QUOTED PASSAGE.

- Opening Delimiter -

Microcephaly case likely linked to Zika: Vietnam

A city worker fumigates the area to control the spread of mosquitoes at a university in Bangkok.
A city worker fumigates the area to control the spread of mosquitoes at a university in Bangkok.PHOTO: REUTERS

HANOI • Vietnam's Health Ministry yesterday reported a microcephaly case that it says is likely to be the country's first linked to the mosquito-borne Zika virus.

The case, a four-month-old baby whose mother was diagnosed with Zika when she was pregnant, was found in the central province of Dak Lak, Reuters reported yesterday.

"This is a microcephaly case with a high probability of being related to the Zika virus and also the first such case in Vietnam," the general department of preventive medicine, a department of the country's Health Ministry, said in a statement posted on its official website.

Vietnam has so far reported a total of nine cases of Zika infection. If the microcephaly case is confirmed to be linked to Zika, Vietnam would become the second South-east Asian country after Thailand to report such a case, according to Reuters.

Zika infections in pregnant women have been shown to cause microcephaly - a severe birth defect in which the head and brain are undersized - as well as other brain abnormalities.

In Singapore, more than 400 people have been infected with Zika. But from Oct 23 to Oct 28, only nine new cases were reported, compared with 62 infections from Sept 11 to Sept 17.

Singapore now has four Zika clusters. The first and largest one, which was in the Aljunied area and had nearly 300 cases, was closed on Oct 9 after seven weeks.

As of Sept 23, 16 pregnant women in Singapore were confirmed to have the Zika virus.

The Ministry of Health has told Channel NewsAsia that it was exploring plans to set up a national surveillance programme to monitor the development of babies born to pregnant women with Zika.

- Closing Delimiter -

RECORDS PROVIDED.
- Opening Delimiter -

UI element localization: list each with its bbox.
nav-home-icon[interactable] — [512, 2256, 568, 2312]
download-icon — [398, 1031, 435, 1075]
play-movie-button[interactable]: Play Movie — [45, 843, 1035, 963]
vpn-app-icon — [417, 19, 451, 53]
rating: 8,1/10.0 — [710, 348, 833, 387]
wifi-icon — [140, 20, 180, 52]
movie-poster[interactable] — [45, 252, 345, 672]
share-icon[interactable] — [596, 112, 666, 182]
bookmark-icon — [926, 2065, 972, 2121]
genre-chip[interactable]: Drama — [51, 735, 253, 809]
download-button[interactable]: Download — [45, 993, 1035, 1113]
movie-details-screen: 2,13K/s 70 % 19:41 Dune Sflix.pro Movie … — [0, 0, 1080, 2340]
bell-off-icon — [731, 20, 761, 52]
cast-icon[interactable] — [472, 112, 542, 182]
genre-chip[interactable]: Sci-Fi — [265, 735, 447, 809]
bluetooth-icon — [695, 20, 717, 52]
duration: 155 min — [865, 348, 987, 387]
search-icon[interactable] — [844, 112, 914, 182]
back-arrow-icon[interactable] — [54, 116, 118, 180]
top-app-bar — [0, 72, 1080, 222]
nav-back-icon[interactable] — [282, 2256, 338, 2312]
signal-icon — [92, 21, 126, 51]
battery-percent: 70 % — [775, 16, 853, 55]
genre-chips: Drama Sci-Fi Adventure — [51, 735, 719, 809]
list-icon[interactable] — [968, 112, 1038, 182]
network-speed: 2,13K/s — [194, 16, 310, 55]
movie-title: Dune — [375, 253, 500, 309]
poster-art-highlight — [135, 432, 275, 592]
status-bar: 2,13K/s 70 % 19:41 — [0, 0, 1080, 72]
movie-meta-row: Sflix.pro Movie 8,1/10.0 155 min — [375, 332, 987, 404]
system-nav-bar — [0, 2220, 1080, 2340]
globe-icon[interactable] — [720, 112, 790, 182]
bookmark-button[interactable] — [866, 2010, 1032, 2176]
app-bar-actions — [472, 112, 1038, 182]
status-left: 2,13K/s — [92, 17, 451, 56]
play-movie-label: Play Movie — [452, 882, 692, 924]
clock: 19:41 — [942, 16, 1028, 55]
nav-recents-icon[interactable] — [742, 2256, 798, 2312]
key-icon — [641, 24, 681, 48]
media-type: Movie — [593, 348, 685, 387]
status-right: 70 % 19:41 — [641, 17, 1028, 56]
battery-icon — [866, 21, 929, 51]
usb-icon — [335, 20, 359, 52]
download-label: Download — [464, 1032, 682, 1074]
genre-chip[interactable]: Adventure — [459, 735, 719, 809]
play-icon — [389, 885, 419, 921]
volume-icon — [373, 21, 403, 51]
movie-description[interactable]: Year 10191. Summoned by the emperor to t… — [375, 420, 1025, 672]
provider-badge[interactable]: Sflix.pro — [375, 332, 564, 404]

- Closing Delimiter -

In the news report above on the Vietnam microcephaly case, copy the passage that begins with "The case, a" and ends after "other brain abnormalities.", word for word.

TASK ANSWER.
The case, a four-month-old baby whose mother was diagnosed with Zika when she was pregnant, was found in the central province of Dak Lak, Reuters reported yesterday.

"This is a microcephaly case with a high probability of being related to the Zika virus and also the first such case in Vietnam," the general department of preventive medicine, a department of the country's Health Ministry, said in a statement posted on its official website.

Vietnam has so far reported a total of nine cases of Zika infection. If the microcephaly case is confirmed to be linked to Zika, Vietnam would become the second South-east Asian country after Thailand to report such a case, according to Reuters.

Zika infections in pregnant women have been shown to cause microcephaly - a severe birth defect in which the head and brain are undersized - as well as other brain abnormalities.